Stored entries
++++++++++
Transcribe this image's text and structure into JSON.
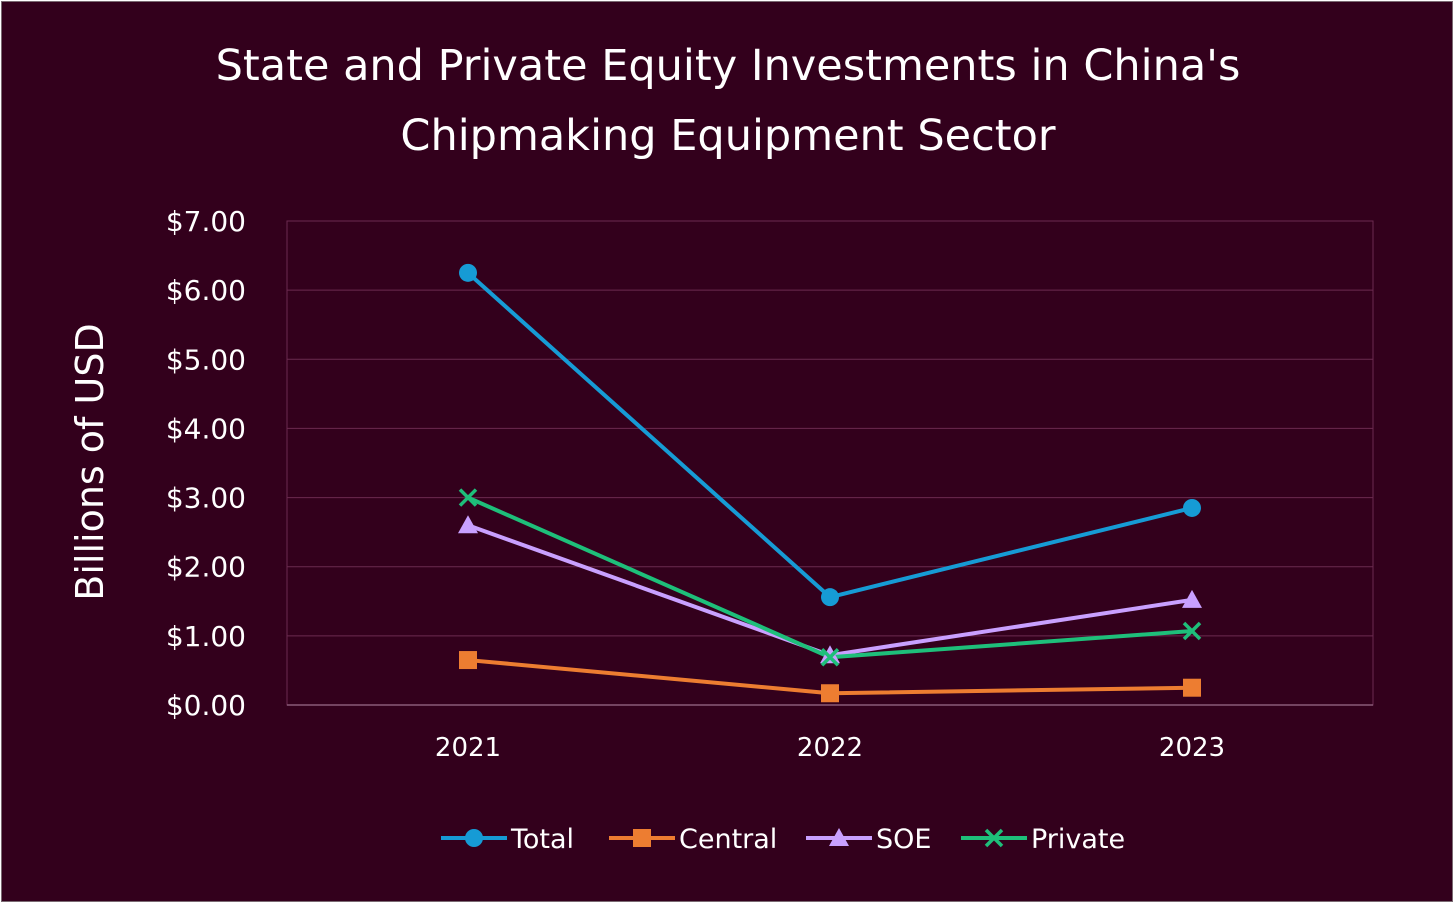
{
  "chart_data": {
    "type": "line",
    "title_lines": [
      "State and Private Equity Investments in China's",
      "Chipmaking Equipment Sector"
    ],
    "ylabel": "Billions of USD",
    "xlabel": "",
    "categories": [
      "2021",
      "2022",
      "2023"
    ],
    "ylim": [
      0,
      7
    ],
    "yticks": [
      0,
      1,
      2,
      3,
      4,
      5,
      6,
      7
    ],
    "ytick_labels": [
      "$0.00",
      "$1.00",
      "$2.00",
      "$3.00",
      "$4.00",
      "$5.00",
      "$6.00",
      "$7.00"
    ],
    "grid": true,
    "legend_position": "bottom",
    "series": [
      {
        "name": "Total",
        "values": [
          6.25,
          1.56,
          2.85
        ],
        "color": "#169bd5",
        "marker": "circle"
      },
      {
        "name": "Central",
        "values": [
          0.65,
          0.17,
          0.25
        ],
        "color": "#ed7d31",
        "marker": "square"
      },
      {
        "name": "SOE",
        "values": [
          2.6,
          0.72,
          1.52
        ],
        "color": "#c9a0ff",
        "marker": "triangle"
      },
      {
        "name": "Private",
        "values": [
          3.0,
          0.69,
          1.07
        ],
        "color": "#1ebf7a",
        "marker": "x"
      }
    ],
    "colors": {
      "background": "#33001c",
      "gridline": "#6b2a4f",
      "text": "#ffffff"
    }
  }
}
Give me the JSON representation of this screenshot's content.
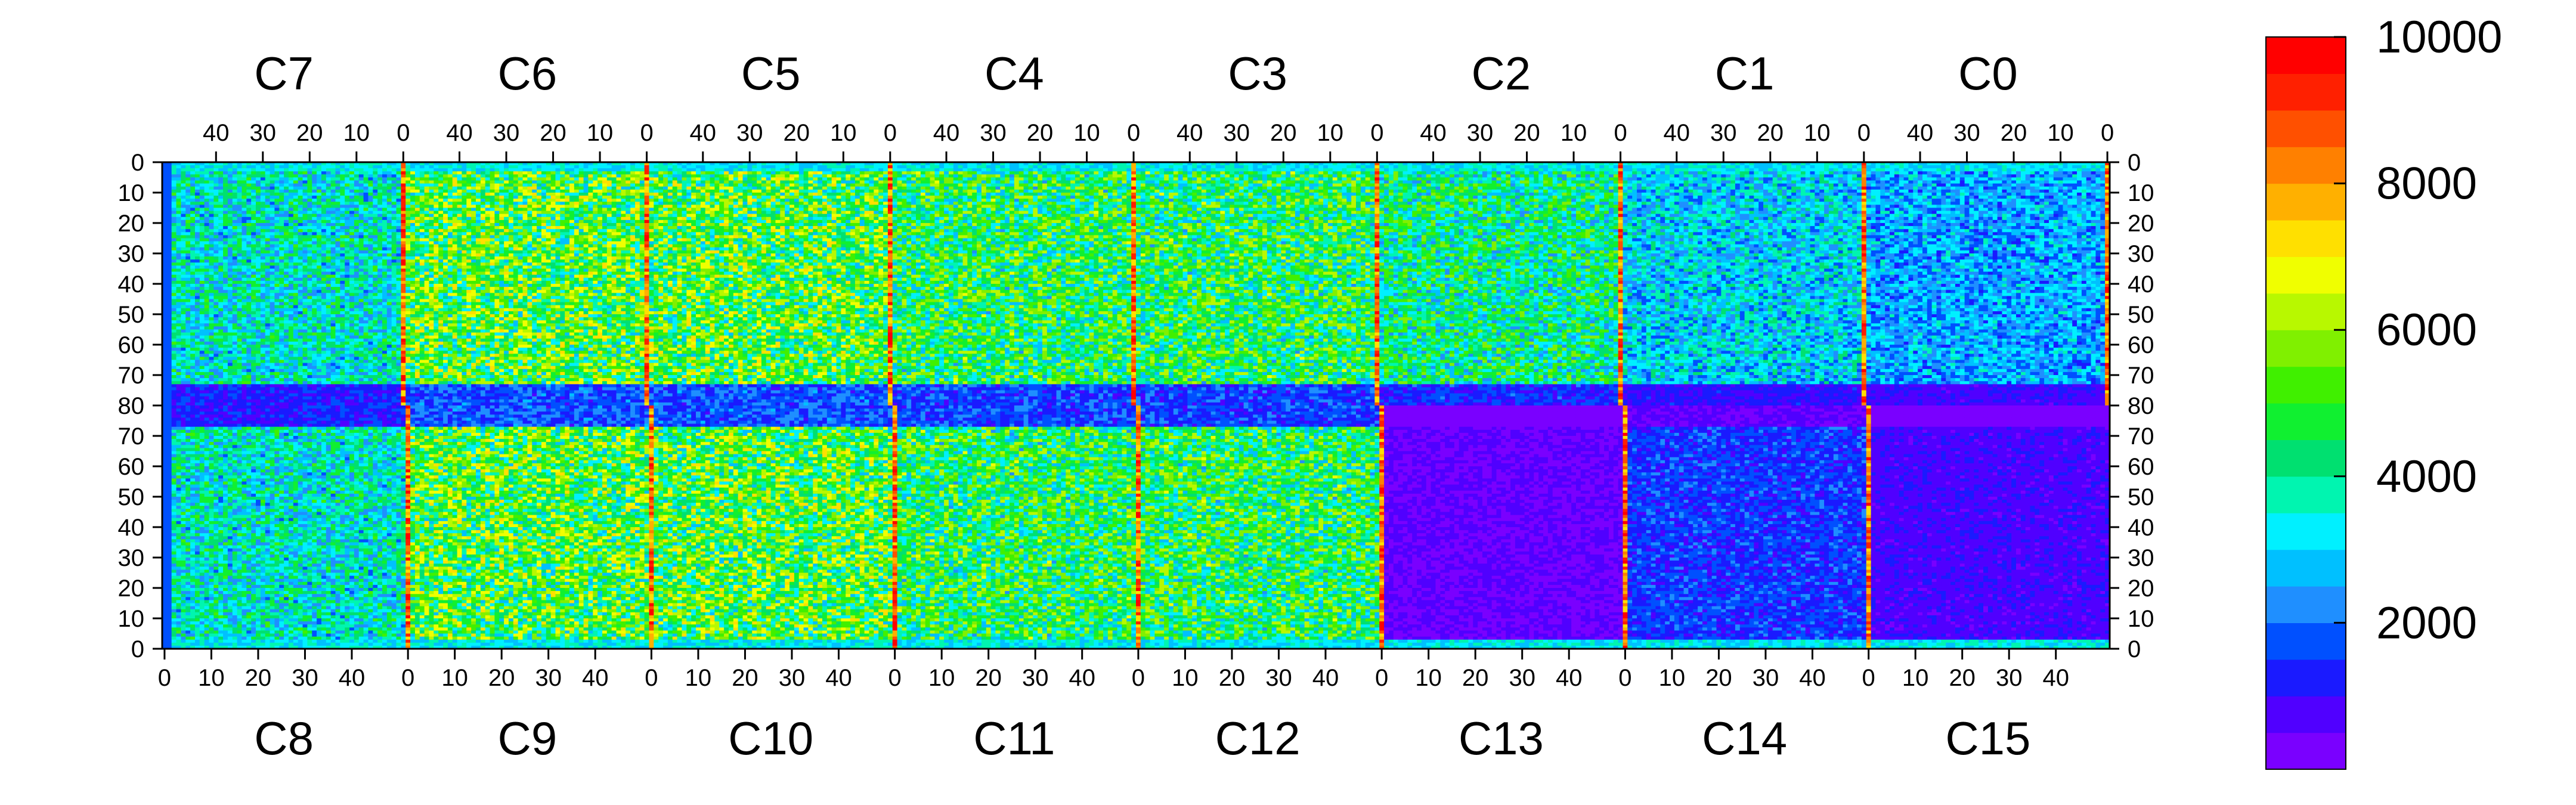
{
  "chart_data": {
    "type": "heatmap",
    "title": "",
    "xlabel": "",
    "ylabel": "",
    "top_chips": [
      "C7",
      "C6",
      "C5",
      "C4",
      "C3",
      "C2",
      "C1",
      "C0"
    ],
    "bottom_chips": [
      "C8",
      "C9",
      "C10",
      "C11",
      "C12",
      "C13",
      "C14",
      "C15"
    ],
    "top_x_ticks": [
      "40",
      "30",
      "20",
      "10",
      "0"
    ],
    "bottom_x_ticks": [
      "0",
      "10",
      "20",
      "30",
      "40"
    ],
    "upper_y_ticks": [
      "0",
      "10",
      "20",
      "30",
      "40",
      "50",
      "60",
      "70",
      "80"
    ],
    "lower_y_ticks": [
      "70",
      "60",
      "50",
      "40",
      "30",
      "20",
      "10",
      "0"
    ],
    "columns_per_chip": 52,
    "rows_per_half": 80,
    "zlim": [
      0,
      10000
    ],
    "colorbar_ticks": [
      "2000",
      "4000",
      "6000",
      "8000",
      "10000"
    ],
    "colormap": [
      "#7a00ff",
      "#5000ff",
      "#1a1aff",
      "#0050ff",
      "#1f8fff",
      "#00c0ff",
      "#00f0ff",
      "#00f5b0",
      "#00e070",
      "#10f030",
      "#40f000",
      "#80f000",
      "#b8f800",
      "#f0ff00",
      "#ffe000",
      "#ffb000",
      "#ff8000",
      "#ff5000",
      "#ff2000",
      "#ff0000"
    ],
    "chip_mean_counts": {
      "C7": 3500,
      "C6": 5000,
      "C5": 5000,
      "C4": 4500,
      "C3": 4500,
      "C2": 4000,
      "C1": 3000,
      "C0": 2500,
      "C8": 3500,
      "C9": 5000,
      "C10": 5000,
      "C11": 4500,
      "C12": 4500,
      "C13": 500,
      "C14": 1500,
      "C15": 800
    }
  }
}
++++++++++
▸ **INSTRUCTION**: Each entry above is to be written out again unchanged, apart from the pictures, which are left out.

▸ **FINISHED ANSWER**:
Transcribe this image's text and structure into JSON.
{
  "chart_data": {
    "type": "line",
    "title_lines": [
      "State and Private Equity Investments in China's",
      "Chipmaking Equipment Sector"
    ],
    "ylabel": "Billions of USD",
    "xlabel": "",
    "categories": [
      "2021",
      "2022",
      "2023"
    ],
    "ylim": [
      0,
      7
    ],
    "yticks": [
      0,
      1,
      2,
      3,
      4,
      5,
      6,
      7
    ],
    "ytick_labels": [
      "$0.00",
      "$1.00",
      "$2.00",
      "$3.00",
      "$4.00",
      "$5.00",
      "$6.00",
      "$7.00"
    ],
    "grid": true,
    "legend_position": "bottom",
    "series": [
      {
        "name": "Total",
        "values": [
          6.25,
          1.56,
          2.85
        ],
        "color": "#169bd5",
        "marker": "circle"
      },
      {
        "name": "Central",
        "values": [
          0.65,
          0.17,
          0.25
        ],
        "color": "#ed7d31",
        "marker": "square"
      },
      {
        "name": "SOE",
        "values": [
          2.6,
          0.72,
          1.52
        ],
        "color": "#c9a0ff",
        "marker": "triangle"
      },
      {
        "name": "Private",
        "values": [
          3.0,
          0.69,
          1.07
        ],
        "color": "#1ebf7a",
        "marker": "x"
      }
    ],
    "colors": {
      "background": "#33001c",
      "gridline": "#6b2a4f",
      "text": "#ffffff"
    }
  }
}
Give me the JSON representation of this screenshot's content.
{
  "chart_data": {
    "type": "heatmap",
    "title": "",
    "xlabel": "",
    "ylabel": "",
    "top_chips": [
      "C7",
      "C6",
      "C5",
      "C4",
      "C3",
      "C2",
      "C1",
      "C0"
    ],
    "bottom_chips": [
      "C8",
      "C9",
      "C10",
      "C11",
      "C12",
      "C13",
      "C14",
      "C15"
    ],
    "top_x_ticks": [
      "40",
      "30",
      "20",
      "10",
      "0"
    ],
    "bottom_x_ticks": [
      "0",
      "10",
      "20",
      "30",
      "40"
    ],
    "upper_y_ticks": [
      "0",
      "10",
      "20",
      "30",
      "40",
      "50",
      "60",
      "70",
      "80"
    ],
    "lower_y_ticks": [
      "70",
      "60",
      "50",
      "40",
      "30",
      "20",
      "10",
      "0"
    ],
    "columns_per_chip": 52,
    "rows_per_half": 80,
    "zlim": [
      0,
      10000
    ],
    "colorbar_ticks": [
      "2000",
      "4000",
      "6000",
      "8000",
      "10000"
    ],
    "colormap": [
      "#7a00ff",
      "#5000ff",
      "#1a1aff",
      "#0050ff",
      "#1f8fff",
      "#00c0ff",
      "#00f0ff",
      "#00f5b0",
      "#00e070",
      "#10f030",
      "#40f000",
      "#80f000",
      "#b8f800",
      "#f0ff00",
      "#ffe000",
      "#ffb000",
      "#ff8000",
      "#ff5000",
      "#ff2000",
      "#ff0000"
    ],
    "chip_mean_counts": {
      "C7": 3500,
      "C6": 5000,
      "C5": 5000,
      "C4": 4500,
      "C3": 4500,
      "C2": 4000,
      "C1": 3000,
      "C0": 2500,
      "C8": 3500,
      "C9": 5000,
      "C10": 5000,
      "C11": 4500,
      "C12": 4500,
      "C13": 500,
      "C14": 1500,
      "C15": 800
    }
  }
}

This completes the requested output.